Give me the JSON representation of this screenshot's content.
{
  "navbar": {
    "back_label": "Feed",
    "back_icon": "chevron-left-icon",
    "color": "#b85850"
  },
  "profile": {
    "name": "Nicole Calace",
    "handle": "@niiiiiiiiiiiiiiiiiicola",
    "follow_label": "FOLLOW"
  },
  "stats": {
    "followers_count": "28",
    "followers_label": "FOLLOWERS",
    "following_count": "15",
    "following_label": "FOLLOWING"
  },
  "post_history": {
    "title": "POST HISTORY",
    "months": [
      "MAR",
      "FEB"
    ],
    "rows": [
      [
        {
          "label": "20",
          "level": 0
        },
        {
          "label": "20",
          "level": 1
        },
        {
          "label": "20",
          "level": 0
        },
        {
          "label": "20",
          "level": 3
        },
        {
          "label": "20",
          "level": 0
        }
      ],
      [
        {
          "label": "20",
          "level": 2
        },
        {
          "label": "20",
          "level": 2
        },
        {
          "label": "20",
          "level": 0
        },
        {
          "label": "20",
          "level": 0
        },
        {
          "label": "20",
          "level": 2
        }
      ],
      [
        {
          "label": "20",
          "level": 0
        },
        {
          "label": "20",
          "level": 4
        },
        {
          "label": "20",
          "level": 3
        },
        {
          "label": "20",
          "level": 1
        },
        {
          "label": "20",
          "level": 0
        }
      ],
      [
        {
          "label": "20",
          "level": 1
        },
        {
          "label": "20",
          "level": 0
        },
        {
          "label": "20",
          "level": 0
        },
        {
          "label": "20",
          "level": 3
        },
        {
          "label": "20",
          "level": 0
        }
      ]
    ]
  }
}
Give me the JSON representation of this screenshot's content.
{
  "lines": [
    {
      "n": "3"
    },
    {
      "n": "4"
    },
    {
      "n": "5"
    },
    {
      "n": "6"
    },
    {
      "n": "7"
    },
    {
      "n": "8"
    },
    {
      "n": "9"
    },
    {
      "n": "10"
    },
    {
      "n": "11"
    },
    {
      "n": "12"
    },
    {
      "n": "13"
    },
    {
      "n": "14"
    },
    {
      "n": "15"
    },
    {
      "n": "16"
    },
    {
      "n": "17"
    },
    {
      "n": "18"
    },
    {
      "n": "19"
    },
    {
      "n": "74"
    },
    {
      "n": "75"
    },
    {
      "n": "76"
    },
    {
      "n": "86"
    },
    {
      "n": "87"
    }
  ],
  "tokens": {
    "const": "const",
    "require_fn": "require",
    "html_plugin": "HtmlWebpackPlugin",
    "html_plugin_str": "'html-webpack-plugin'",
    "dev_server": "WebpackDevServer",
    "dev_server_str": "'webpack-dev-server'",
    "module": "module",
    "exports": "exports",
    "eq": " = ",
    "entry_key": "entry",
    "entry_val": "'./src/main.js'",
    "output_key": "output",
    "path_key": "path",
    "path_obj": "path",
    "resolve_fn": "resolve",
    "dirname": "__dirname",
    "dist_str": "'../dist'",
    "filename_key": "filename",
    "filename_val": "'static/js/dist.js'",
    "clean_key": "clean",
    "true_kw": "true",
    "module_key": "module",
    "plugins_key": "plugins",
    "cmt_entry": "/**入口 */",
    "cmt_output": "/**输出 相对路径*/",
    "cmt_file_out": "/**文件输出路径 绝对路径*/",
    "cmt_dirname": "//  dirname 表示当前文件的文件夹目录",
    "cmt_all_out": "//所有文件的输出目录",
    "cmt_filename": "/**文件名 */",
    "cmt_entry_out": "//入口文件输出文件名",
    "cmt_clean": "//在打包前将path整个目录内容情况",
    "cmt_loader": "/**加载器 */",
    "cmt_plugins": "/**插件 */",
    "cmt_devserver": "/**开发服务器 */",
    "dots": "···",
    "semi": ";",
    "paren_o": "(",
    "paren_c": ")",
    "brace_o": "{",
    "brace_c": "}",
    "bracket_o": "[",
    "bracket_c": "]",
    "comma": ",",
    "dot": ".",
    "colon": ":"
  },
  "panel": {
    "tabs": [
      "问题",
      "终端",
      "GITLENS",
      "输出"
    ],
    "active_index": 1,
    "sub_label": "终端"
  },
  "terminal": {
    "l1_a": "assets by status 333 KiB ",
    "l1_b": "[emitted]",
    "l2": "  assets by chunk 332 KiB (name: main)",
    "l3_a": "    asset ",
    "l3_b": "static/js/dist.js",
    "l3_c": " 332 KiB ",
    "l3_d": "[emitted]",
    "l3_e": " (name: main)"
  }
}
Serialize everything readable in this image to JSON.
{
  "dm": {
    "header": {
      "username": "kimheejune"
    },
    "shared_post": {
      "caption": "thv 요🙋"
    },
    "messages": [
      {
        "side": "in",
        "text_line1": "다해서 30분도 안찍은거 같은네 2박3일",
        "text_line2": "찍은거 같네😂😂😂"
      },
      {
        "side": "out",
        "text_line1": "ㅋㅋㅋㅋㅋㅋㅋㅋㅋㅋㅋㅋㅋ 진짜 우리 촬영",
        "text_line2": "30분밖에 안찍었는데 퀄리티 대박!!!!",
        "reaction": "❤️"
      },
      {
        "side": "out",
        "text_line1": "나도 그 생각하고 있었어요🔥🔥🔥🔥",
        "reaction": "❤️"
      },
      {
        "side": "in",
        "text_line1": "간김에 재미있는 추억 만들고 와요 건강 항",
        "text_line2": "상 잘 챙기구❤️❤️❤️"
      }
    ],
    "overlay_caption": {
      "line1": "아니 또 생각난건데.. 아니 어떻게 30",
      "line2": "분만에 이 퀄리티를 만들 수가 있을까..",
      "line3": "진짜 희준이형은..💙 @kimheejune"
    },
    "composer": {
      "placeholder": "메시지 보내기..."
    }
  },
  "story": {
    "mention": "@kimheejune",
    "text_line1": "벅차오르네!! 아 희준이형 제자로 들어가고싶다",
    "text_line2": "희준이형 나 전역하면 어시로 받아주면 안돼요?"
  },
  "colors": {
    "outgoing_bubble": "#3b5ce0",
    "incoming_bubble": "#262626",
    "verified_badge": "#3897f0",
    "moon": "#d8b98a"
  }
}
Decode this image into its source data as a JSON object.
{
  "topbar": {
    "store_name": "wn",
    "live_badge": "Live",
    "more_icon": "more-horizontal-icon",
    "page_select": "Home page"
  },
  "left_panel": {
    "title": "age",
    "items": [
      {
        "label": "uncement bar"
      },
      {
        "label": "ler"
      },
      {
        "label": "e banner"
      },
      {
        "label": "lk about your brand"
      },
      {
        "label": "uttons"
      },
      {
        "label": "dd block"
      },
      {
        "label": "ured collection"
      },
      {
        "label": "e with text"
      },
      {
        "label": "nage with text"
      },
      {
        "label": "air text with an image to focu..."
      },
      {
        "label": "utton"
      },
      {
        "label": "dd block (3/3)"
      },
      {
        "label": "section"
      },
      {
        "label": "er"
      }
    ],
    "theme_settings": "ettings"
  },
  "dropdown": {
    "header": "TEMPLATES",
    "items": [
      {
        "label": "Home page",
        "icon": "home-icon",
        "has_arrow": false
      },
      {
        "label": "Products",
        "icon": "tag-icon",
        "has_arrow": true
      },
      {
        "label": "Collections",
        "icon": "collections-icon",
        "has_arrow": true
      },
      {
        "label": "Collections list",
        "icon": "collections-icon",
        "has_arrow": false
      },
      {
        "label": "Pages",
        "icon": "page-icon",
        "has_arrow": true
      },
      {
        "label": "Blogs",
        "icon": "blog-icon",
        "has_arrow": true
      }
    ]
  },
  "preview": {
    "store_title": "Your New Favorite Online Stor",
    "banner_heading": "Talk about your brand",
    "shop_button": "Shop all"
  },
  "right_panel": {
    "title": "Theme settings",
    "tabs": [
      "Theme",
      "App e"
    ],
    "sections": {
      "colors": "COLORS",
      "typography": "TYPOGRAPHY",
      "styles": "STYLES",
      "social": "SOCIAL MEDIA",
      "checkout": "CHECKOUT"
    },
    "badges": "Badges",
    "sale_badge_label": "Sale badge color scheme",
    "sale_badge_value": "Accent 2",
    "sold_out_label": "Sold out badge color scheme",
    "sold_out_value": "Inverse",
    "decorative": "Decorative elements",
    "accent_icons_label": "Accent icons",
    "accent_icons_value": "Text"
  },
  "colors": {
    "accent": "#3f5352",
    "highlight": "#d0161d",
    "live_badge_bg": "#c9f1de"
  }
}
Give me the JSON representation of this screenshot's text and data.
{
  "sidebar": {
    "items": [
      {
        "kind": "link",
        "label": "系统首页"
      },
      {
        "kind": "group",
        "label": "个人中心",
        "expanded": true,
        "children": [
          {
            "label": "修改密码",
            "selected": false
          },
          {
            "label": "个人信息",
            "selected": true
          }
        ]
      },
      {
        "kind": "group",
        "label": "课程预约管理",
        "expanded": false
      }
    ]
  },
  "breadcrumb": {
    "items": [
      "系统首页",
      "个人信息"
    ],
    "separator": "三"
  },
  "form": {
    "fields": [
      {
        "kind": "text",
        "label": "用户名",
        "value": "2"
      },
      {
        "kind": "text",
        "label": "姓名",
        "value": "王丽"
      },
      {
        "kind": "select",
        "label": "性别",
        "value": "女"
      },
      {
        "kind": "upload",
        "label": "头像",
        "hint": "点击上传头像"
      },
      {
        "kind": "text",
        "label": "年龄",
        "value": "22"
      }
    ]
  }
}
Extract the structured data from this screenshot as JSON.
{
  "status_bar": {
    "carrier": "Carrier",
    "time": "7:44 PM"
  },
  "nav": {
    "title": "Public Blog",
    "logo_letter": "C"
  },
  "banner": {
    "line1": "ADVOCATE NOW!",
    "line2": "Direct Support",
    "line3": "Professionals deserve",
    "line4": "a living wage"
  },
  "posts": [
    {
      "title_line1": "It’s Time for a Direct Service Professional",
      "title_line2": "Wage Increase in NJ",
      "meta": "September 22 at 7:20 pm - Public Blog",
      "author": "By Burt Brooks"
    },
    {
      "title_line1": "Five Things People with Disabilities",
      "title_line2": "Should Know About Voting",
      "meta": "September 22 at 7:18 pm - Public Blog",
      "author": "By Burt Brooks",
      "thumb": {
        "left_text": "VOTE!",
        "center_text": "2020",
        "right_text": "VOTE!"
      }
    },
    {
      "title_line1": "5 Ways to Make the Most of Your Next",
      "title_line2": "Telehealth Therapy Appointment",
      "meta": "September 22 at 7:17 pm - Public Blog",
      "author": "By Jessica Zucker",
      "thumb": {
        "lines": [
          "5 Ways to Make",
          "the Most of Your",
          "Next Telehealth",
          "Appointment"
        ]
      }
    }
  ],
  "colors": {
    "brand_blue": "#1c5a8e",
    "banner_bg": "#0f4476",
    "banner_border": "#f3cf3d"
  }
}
════════════════
▶ [Set exercise] Take every line from the data above that holds "image" and copy it out.

▶ [Result of the task]
Serialize everything readable in this image to JSON.
Decode this image into its source data as a JSON object.
        "label": "air text with an image to focu..."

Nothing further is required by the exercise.